[Stated task] With the pictures omitted, write out the entries that follow exactly as they stand.

[Entries supplied]
= = = = =

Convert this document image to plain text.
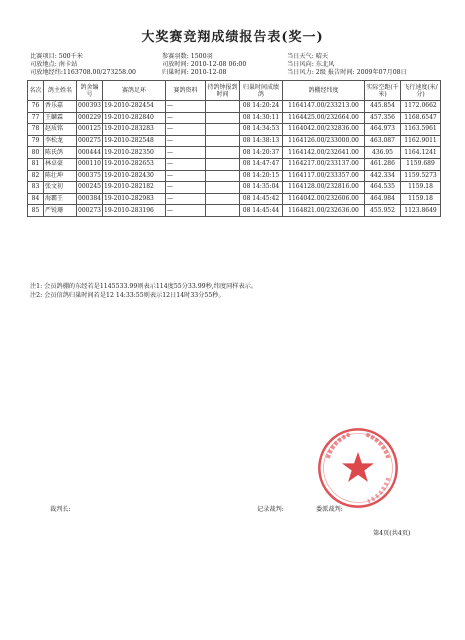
大奖赛竞翔成绩报告表(奖一)
比赛项目: 500千米
司放地点: 南卡站
司放地经纬:1163708.00/273258.00
参赛羽数: 1500羽
司放时间: 2010-12-08 06:00
归巢时间: 2010-12-08
当日天气: 晴天
当日风向: 东北风
当日风力: 2级 报告时间: 2009年07月08日
名次	鸽主姓名	鸽舍编号	赛鸽足环	赛鸽资料	持鸽钟报到时间	归巢时间成绩鸽	鸽棚经纬度	实际空距(千米)	飞行速度(米/分)
76	香乐嘉	000393	19-2010-282454	—		08 14:20:24	1164147.00/233213.00	445.854	1172.0662
77	王麟霖	000229	19-2010-282840	—		08 14:30:11	1164425.00/232664.00	457.356	1168.6547
78	赵质铭	000125	19-2010-283283	—		08 14:34:53	1164042.00/232836.00	464.973	1163.5961
79	李松龙	000275	19-2010-282548	—		08 14:38:13	1164126.00/233000.00	463.087	1162.9011
80	陈氏鸽	000444	19-2010-282350	—		08 14:20:37	1164142.00/232641.00	436.95	1164.1241
81	林卓豪	000110	19-2010-282653	—		08 14:47:47	1164217.00/233137.00	461.286	1159.689
82	陈壮坤	000375	19-2010-282430	—		08 14:20:15	1164117.00/233357.00	442.334	1159.5273
83	张文初	000245	19-2010-282182	—		08 14:35:04	1164128.00/232816.00	464.535	1159.18
84	海霸王	000384	19-2010-282983	—		08 14:45:42	1164042.00/232606.00	464.984	1159.18
85	严锐珊	000273	19-2010-283196	—		08 14:45:44	1164821.00/232636.00	455.952	1123.8649
注1: 会员鸽棚的东经若是1145533.99则表示114度55分33.99秒,纬度同样表示。
注2: 会员信鸽归巢时间若是12 14:33:55则表示12日14时33分55秒。
裁判长:	记录裁判:	委派裁判:
第4页(共4页)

= = = = =

[Response]
Convert this document image to plain text.
大奖赛竞翔成绩报告表(奖一)
比赛项目: 500千米
司放地点: 南卡站
司放地经纬:1163708.00/273258.00
参赛羽数: 1500羽
司放时间: 2010-12-08 06:00
归巢时间: 2010-12-08
当日天气: 晴天
当日风向: 东北风
当日风力: 2级 报告时间: 2009年07月08日
名次	鸽主姓名	鸽舍编号	赛鸽足环	赛鸽资料	持鸽钟报到时间	归巢时间成绩鸽	鸽棚经纬度	实际空距(千米)	飞行速度(米/分)
76	香乐嘉	000393	19-2010-282454	—		08 14:20:24	1164147.00/233213.00	445.854	1172.0662
77	王麟霖	000229	19-2010-282840	—		08 14:30:11	1164425.00/232664.00	457.356	1168.6547
78	赵质铭	000125	19-2010-283283	—		08 14:34:53	1164042.00/232836.00	464.973	1163.5961
79	李松龙	000275	19-2010-282548	—		08 14:38:13	1164126.00/233000.00	463.087	1162.9011
80	陈氏鸽	000444	19-2010-282350	—		08 14:20:37	1164142.00/232641.00	436.95	1164.1241
81	林卓豪	000110	19-2010-282653	—		08 14:47:47	1164217.00/233137.00	461.286	1159.689
82	陈壮坤	000375	19-2010-282430	—		08 14:20:15	1164117.00/233357.00	442.334	1159.5273
83	张文初	000245	19-2010-282182	—		08 14:35:04	1164128.00/232816.00	464.535	1159.18
84	海霸王	000384	19-2010-282983	—		08 14:45:42	1164042.00/232606.00	464.984	1159.18
85	严锐珊	000273	19-2010-283196	—		08 14:45:44	1164821.00/232636.00	455.952	1123.8649
注1: 会员鸽棚的东经若是1145533.99则表示114度55分33.99秒,纬度同样表示。
注2: 会员信鸽归巢时间若是12 14:33:55则表示12日14时33分55秒。
裁判长:	记录裁判:	委派裁判:
第4页(共4页)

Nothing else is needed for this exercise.